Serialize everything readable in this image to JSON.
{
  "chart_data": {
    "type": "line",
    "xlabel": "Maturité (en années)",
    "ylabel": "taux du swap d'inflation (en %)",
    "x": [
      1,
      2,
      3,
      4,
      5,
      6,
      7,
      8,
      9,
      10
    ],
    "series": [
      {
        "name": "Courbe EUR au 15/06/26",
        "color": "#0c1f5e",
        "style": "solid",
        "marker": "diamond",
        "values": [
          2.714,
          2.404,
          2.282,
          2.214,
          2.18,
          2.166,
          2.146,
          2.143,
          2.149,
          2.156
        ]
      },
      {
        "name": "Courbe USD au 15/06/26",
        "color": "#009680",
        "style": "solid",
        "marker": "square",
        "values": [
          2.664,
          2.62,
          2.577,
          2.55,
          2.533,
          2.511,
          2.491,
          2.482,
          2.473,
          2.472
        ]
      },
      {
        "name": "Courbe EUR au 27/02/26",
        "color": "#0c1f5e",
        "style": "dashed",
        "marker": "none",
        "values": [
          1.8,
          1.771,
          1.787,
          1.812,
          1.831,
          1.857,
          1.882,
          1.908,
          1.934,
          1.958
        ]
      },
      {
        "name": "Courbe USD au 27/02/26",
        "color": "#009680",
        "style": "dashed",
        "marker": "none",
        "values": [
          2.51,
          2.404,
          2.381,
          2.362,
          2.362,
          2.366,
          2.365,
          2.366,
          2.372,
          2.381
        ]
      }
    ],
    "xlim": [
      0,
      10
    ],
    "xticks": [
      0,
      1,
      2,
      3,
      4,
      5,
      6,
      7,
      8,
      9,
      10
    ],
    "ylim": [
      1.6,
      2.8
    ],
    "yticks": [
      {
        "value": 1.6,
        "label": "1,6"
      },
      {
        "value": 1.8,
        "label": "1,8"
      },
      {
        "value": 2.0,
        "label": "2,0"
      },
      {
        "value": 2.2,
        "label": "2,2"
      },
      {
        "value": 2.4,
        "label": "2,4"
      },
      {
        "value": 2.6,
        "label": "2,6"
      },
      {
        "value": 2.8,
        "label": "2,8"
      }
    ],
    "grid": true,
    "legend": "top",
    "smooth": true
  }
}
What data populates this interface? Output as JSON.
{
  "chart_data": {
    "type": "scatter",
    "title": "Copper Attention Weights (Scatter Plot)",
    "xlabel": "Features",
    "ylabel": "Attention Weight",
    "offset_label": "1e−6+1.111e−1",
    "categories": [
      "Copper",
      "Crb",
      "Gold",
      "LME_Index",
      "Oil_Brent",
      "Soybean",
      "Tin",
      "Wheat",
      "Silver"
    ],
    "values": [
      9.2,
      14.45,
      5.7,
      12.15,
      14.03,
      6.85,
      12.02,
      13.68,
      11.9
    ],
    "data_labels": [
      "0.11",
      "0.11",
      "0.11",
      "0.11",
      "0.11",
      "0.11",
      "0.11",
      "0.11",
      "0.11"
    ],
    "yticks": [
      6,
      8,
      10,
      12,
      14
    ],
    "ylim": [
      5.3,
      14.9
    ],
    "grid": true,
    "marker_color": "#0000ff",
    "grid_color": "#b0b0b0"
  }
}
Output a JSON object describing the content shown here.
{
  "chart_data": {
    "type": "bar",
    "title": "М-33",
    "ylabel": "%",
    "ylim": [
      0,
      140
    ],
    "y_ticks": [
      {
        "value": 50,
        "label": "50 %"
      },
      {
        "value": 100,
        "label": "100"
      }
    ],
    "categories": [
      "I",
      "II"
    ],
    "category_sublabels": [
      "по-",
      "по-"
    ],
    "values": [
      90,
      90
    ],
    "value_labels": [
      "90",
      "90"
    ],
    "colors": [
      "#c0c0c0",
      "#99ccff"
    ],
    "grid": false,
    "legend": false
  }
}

• **Task requirements**: Restate the data above exactly, keeping each word as it stands.

• **Full answer**:
Serialize everything readable in this image to JSON.
{
  "chart_data": {
    "type": "line",
    "xlabel": "Maturité (en années)",
    "ylabel": "taux du swap d'inflation (en %)",
    "x": [
      1,
      2,
      3,
      4,
      5,
      6,
      7,
      8,
      9,
      10
    ],
    "series": [
      {
        "name": "Courbe EUR au 15/06/26",
        "color": "#0c1f5e",
        "style": "solid",
        "marker": "diamond",
        "values": [
          2.714,
          2.404,
          2.282,
          2.214,
          2.18,
          2.166,
          2.146,
          2.143,
          2.149,
          2.156
        ]
      },
      {
        "name": "Courbe USD au 15/06/26",
        "color": "#009680",
        "style": "solid",
        "marker": "square",
        "values": [
          2.664,
          2.62,
          2.577,
          2.55,
          2.533,
          2.511,
          2.491,
          2.482,
          2.473,
          2.472
        ]
      },
      {
        "name": "Courbe EUR au 27/02/26",
        "color": "#0c1f5e",
        "style": "dashed",
        "marker": "none",
        "values": [
          1.8,
          1.771,
          1.787,
          1.812,
          1.831,
          1.857,
          1.882,
          1.908,
          1.934,
          1.958
        ]
      },
      {
        "name": "Courbe USD au 27/02/26",
        "color": "#009680",
        "style": "dashed",
        "marker": "none",
        "values": [
          2.51,
          2.404,
          2.381,
          2.362,
          2.362,
          2.366,
          2.365,
          2.366,
          2.372,
          2.381
        ]
      }
    ],
    "xlim": [
      0,
      10
    ],
    "xticks": [
      0,
      1,
      2,
      3,
      4,
      5,
      6,
      7,
      8,
      9,
      10
    ],
    "ylim": [
      1.6,
      2.8
    ],
    "yticks": [
      {
        "value": 1.6,
        "label": "1,6"
      },
      {
        "value": 1.8,
        "label": "1,8"
      },
      {
        "value": 2.0,
        "label": "2,0"
      },
      {
        "value": 2.2,
        "label": "2,2"
      },
      {
        "value": 2.4,
        "label": "2,4"
      },
      {
        "value": 2.6,
        "label": "2,6"
      },
      {
        "value": 2.8,
        "label": "2,8"
      }
    ],
    "grid": true,
    "legend": "top",
    "smooth": true
  }
}
What data populates this interface? Output as JSON.
{
  "chart_data": {
    "type": "scatter",
    "title": "Copper Attention Weights (Scatter Plot)",
    "xlabel": "Features",
    "ylabel": "Attention Weight",
    "offset_label": "1e−6+1.111e−1",
    "categories": [
      "Copper",
      "Crb",
      "Gold",
      "LME_Index",
      "Oil_Brent",
      "Soybean",
      "Tin",
      "Wheat",
      "Silver"
    ],
    "values": [
      9.2,
      14.45,
      5.7,
      12.15,
      14.03,
      6.85,
      12.02,
      13.68,
      11.9
    ],
    "data_labels": [
      "0.11",
      "0.11",
      "0.11",
      "0.11",
      "0.11",
      "0.11",
      "0.11",
      "0.11",
      "0.11"
    ],
    "yticks": [
      6,
      8,
      10,
      12,
      14
    ],
    "ylim": [
      5.3,
      14.9
    ],
    "grid": true,
    "marker_color": "#0000ff",
    "grid_color": "#b0b0b0"
  }
}
Output a JSON object describing the content shown here.
{
  "chart_data": {
    "type": "bar",
    "title": "М-33",
    "ylabel": "%",
    "ylim": [
      0,
      140
    ],
    "y_ticks": [
      {
        "value": 50,
        "label": "50 %"
      },
      {
        "value": 100,
        "label": "100"
      }
    ],
    "categories": [
      "I",
      "II"
    ],
    "category_sublabels": [
      "по-",
      "по-"
    ],
    "values": [
      90,
      90
    ],
    "value_labels": [
      "90",
      "90"
    ],
    "colors": [
      "#c0c0c0",
      "#99ccff"
    ],
    "grid": false,
    "legend": false
  }
}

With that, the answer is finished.